[begin Supplied material]

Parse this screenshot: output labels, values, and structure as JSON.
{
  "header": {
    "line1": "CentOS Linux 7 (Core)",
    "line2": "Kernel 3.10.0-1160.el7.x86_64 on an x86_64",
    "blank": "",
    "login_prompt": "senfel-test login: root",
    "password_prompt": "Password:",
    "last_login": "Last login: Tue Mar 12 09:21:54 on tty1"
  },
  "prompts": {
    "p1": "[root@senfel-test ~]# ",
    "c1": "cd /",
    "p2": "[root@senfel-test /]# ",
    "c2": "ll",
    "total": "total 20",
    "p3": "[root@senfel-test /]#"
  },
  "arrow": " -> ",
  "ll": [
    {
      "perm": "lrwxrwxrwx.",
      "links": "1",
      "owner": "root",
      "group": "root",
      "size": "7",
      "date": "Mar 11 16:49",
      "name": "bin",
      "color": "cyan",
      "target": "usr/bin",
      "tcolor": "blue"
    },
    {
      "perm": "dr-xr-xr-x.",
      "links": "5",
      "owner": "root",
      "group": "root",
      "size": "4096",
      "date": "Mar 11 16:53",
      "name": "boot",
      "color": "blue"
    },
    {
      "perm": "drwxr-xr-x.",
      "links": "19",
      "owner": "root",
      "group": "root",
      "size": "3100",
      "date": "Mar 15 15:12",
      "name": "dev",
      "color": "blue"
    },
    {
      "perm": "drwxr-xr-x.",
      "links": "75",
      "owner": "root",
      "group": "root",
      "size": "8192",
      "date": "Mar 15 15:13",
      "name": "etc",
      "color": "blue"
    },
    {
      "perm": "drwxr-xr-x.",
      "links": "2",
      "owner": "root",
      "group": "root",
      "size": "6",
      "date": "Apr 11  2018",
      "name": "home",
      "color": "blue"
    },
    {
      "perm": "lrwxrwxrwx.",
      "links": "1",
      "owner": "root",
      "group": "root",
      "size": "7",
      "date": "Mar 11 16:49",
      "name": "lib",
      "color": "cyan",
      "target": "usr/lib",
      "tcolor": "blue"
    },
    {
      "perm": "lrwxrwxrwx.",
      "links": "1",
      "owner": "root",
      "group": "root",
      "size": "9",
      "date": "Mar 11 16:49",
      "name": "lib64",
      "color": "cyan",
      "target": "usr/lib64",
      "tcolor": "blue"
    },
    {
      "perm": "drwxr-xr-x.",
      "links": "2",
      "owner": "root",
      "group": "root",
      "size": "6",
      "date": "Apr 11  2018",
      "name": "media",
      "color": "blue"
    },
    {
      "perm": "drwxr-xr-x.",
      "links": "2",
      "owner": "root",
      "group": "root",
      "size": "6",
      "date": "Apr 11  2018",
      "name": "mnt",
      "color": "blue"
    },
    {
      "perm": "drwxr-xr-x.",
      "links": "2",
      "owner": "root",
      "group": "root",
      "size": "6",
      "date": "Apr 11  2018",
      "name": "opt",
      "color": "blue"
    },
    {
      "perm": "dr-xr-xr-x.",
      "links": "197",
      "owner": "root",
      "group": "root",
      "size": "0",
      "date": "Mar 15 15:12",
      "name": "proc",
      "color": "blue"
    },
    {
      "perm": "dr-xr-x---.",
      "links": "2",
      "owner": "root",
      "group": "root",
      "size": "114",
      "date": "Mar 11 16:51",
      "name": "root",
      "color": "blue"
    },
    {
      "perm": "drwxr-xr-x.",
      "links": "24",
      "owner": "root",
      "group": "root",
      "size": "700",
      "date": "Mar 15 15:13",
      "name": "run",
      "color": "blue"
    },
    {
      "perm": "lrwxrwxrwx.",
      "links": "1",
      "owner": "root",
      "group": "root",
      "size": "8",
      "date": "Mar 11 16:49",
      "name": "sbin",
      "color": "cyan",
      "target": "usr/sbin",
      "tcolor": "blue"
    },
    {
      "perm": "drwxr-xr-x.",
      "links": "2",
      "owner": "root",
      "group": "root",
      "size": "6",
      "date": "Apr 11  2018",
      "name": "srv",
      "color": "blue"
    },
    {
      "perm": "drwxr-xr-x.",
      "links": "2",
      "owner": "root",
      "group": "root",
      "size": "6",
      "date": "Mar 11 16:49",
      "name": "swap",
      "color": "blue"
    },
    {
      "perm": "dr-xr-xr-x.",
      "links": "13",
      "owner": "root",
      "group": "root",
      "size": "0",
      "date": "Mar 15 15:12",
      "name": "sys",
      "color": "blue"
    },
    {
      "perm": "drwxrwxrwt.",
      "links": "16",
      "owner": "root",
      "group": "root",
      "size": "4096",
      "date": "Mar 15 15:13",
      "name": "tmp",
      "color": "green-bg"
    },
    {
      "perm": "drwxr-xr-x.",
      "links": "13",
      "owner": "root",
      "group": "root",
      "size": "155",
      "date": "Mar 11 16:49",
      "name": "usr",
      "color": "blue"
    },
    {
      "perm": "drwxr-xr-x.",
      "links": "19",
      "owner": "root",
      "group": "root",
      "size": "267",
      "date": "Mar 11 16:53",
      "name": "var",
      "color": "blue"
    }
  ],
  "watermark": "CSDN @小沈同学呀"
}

[end Supplied material]

- The request
Filter the listing above by the word "login"; copy each line that passes.

- Completed task
    "login_prompt": "senfel-test login: root",
    "last_login": "Last login: Tue Mar 12 09:21:54 on tty1"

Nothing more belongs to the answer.